▶ [Brief]:
Extract all data as written.

▶ [Raw records]:
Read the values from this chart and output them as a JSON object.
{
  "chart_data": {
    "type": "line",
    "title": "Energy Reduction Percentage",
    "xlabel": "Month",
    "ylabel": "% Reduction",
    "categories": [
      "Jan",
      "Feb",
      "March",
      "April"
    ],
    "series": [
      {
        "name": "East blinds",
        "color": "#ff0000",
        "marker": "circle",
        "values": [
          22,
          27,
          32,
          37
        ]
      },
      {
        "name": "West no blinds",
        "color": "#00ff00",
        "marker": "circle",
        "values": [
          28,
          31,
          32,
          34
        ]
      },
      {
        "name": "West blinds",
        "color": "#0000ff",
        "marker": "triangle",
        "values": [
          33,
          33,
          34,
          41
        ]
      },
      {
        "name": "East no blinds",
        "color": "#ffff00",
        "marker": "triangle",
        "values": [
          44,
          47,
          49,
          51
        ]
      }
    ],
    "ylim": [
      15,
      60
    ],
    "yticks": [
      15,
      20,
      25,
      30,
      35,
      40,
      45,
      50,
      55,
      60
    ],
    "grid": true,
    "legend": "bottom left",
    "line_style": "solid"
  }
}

▶ [Full output]:
Read the values from this chart and output them as a JSON object.
{
  "chart_data": {
    "type": "line",
    "title": "Energy Reduction Percentage",
    "xlabel": "Month",
    "ylabel": "% Reduction",
    "categories": [
      "Jan",
      "Feb",
      "March",
      "April"
    ],
    "series": [
      {
        "name": "East blinds",
        "color": "#ff0000",
        "marker": "circle",
        "values": [
          22,
          27,
          32,
          37
        ]
      },
      {
        "name": "West no blinds",
        "color": "#00ff00",
        "marker": "circle",
        "values": [
          28,
          31,
          32,
          34
        ]
      },
      {
        "name": "West blinds",
        "color": "#0000ff",
        "marker": "triangle",
        "values": [
          33,
          33,
          34,
          41
        ]
      },
      {
        "name": "East no blinds",
        "color": "#ffff00",
        "marker": "triangle",
        "values": [
          44,
          47,
          49,
          51
        ]
      }
    ],
    "ylim": [
      15,
      60
    ],
    "yticks": [
      15,
      20,
      25,
      30,
      35,
      40,
      45,
      50,
      55,
      60
    ],
    "grid": true,
    "legend": "bottom left",
    "line_style": "solid"
  }
}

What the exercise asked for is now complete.